### AIM OF THE TASK
Give only the count of lines containing "JSON".

### RECORDS FOR THE TASK
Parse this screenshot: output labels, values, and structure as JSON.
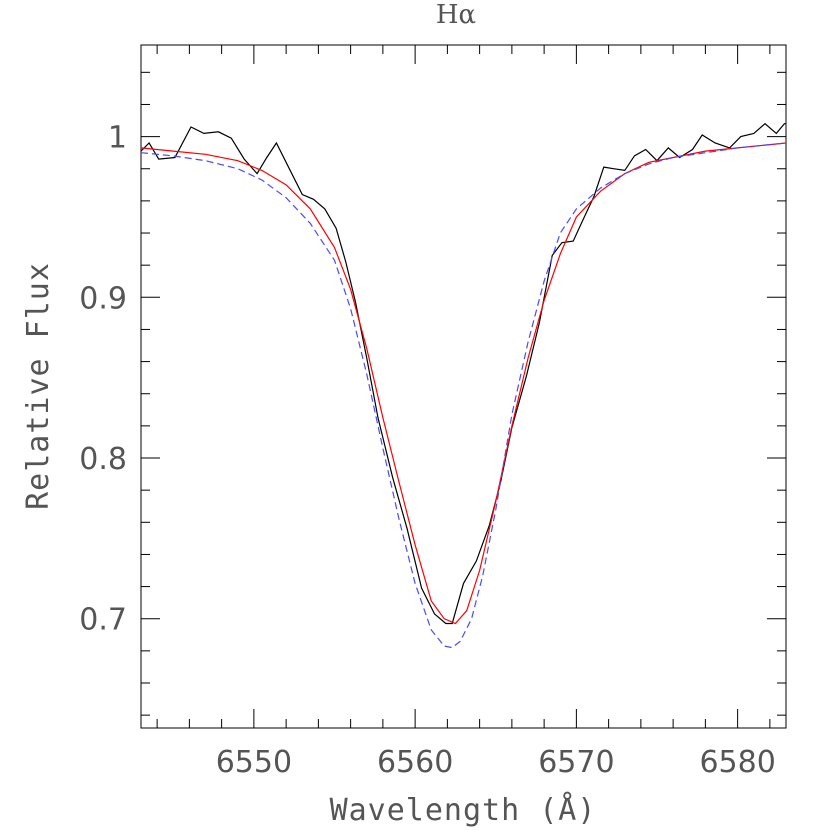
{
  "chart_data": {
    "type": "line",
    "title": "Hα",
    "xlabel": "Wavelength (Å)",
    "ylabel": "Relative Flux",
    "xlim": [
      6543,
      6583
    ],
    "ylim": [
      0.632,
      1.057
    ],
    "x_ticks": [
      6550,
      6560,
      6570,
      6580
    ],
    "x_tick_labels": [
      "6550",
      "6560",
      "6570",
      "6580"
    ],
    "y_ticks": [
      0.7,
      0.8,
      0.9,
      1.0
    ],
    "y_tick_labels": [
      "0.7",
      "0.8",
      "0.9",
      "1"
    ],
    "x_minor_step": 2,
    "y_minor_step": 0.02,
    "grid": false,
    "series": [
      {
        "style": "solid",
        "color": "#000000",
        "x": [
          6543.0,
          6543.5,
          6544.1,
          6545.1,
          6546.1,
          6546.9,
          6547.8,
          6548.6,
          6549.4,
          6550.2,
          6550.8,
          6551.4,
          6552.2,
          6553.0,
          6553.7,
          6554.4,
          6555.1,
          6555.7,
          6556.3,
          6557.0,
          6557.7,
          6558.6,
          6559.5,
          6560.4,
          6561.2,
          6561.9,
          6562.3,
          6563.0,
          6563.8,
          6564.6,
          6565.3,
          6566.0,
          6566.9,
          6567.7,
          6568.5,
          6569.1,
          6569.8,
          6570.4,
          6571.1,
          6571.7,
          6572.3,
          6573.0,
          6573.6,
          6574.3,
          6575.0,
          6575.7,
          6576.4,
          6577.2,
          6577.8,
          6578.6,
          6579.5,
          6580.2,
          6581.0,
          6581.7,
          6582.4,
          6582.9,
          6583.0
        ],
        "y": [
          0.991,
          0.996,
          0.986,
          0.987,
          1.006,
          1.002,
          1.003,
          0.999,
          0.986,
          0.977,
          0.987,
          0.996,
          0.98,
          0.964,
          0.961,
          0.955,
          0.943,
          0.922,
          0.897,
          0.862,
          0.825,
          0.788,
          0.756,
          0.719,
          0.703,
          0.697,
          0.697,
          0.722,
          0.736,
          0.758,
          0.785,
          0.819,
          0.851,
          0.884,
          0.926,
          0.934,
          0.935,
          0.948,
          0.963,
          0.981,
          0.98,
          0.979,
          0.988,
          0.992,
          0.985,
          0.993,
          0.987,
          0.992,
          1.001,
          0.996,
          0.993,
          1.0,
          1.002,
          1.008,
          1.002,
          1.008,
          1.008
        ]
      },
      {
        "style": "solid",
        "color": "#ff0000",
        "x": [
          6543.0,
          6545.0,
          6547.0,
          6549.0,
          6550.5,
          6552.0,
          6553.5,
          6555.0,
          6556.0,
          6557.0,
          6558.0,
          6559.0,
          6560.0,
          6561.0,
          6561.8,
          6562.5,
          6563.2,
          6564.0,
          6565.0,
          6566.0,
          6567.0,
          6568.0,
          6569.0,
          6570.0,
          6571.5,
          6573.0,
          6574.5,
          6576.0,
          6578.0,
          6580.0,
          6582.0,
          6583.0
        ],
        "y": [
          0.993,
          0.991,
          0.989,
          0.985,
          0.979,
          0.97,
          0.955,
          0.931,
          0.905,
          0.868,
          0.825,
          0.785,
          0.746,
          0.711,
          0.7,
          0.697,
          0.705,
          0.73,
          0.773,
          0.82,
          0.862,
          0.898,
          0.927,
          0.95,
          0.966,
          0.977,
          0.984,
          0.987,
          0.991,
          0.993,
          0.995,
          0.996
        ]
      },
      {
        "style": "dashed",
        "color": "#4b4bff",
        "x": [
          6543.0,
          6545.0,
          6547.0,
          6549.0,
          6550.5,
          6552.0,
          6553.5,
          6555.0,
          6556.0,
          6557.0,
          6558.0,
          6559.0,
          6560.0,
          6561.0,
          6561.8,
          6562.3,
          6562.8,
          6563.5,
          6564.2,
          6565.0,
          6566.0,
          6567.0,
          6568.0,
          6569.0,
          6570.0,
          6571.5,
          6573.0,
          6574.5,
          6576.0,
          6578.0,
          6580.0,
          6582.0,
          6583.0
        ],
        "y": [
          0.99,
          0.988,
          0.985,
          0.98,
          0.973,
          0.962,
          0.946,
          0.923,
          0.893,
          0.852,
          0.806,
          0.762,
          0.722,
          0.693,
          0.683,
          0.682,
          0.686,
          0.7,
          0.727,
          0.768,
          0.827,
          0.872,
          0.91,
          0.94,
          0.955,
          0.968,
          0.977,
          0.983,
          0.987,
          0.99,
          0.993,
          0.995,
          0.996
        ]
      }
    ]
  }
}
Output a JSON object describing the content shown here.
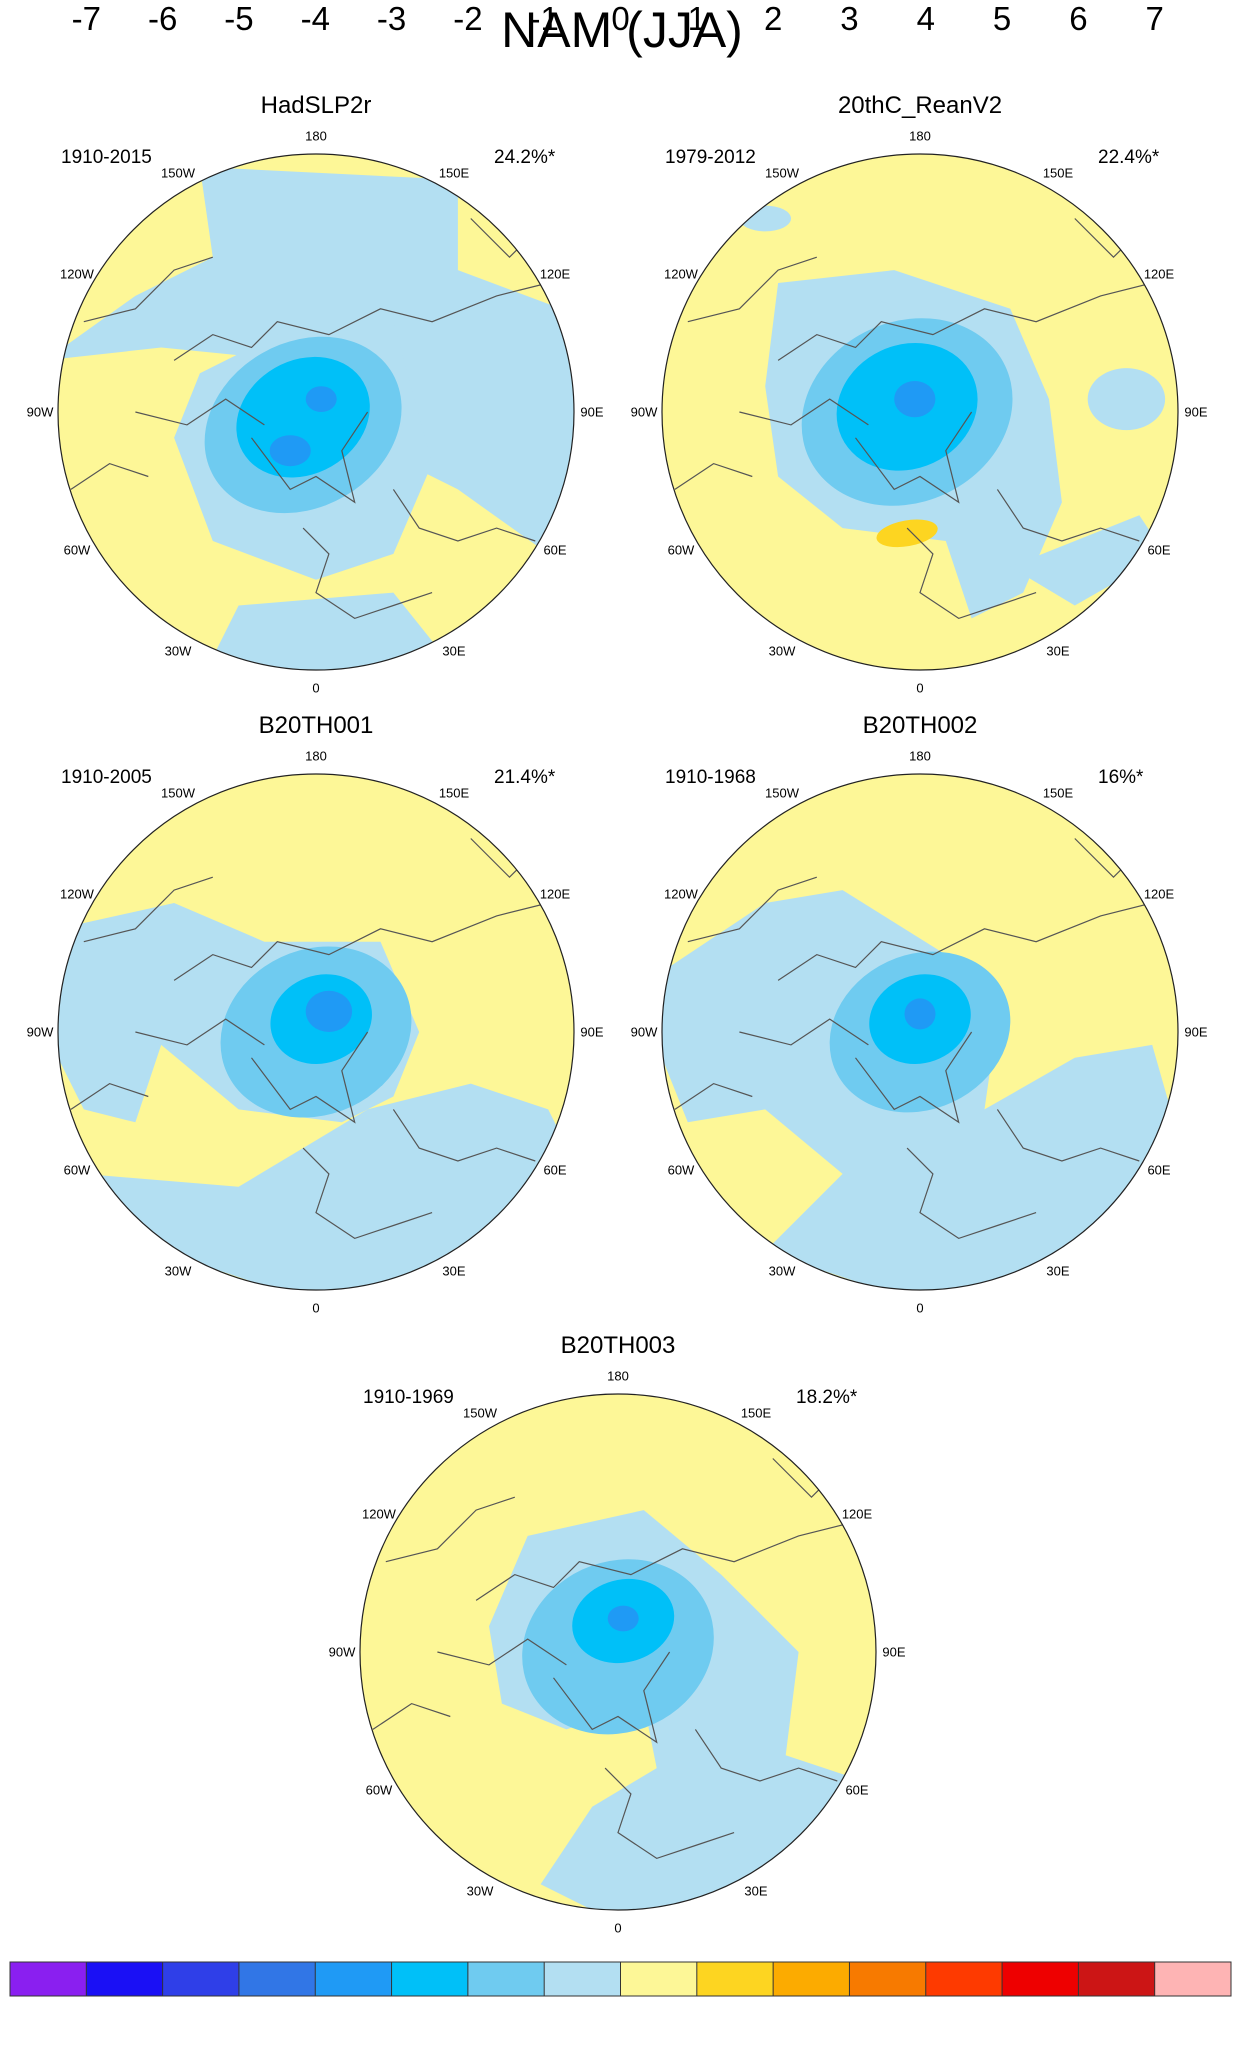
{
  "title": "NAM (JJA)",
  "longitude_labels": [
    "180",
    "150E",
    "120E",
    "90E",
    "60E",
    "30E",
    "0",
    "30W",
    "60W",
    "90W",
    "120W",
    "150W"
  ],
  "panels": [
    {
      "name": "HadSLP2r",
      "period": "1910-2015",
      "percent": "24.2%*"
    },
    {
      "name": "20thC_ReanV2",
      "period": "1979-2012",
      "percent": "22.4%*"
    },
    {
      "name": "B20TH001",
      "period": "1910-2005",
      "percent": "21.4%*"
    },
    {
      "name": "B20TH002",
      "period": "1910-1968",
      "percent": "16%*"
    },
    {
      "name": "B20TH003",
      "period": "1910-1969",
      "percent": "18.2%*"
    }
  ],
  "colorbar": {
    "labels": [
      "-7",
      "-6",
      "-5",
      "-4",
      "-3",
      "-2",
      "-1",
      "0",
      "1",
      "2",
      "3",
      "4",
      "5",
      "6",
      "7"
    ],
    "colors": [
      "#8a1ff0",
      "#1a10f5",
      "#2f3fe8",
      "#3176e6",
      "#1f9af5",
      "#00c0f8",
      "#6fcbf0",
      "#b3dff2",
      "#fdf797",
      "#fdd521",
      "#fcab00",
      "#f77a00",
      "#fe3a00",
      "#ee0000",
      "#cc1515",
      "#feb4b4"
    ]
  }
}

### FULL SOLUTION
2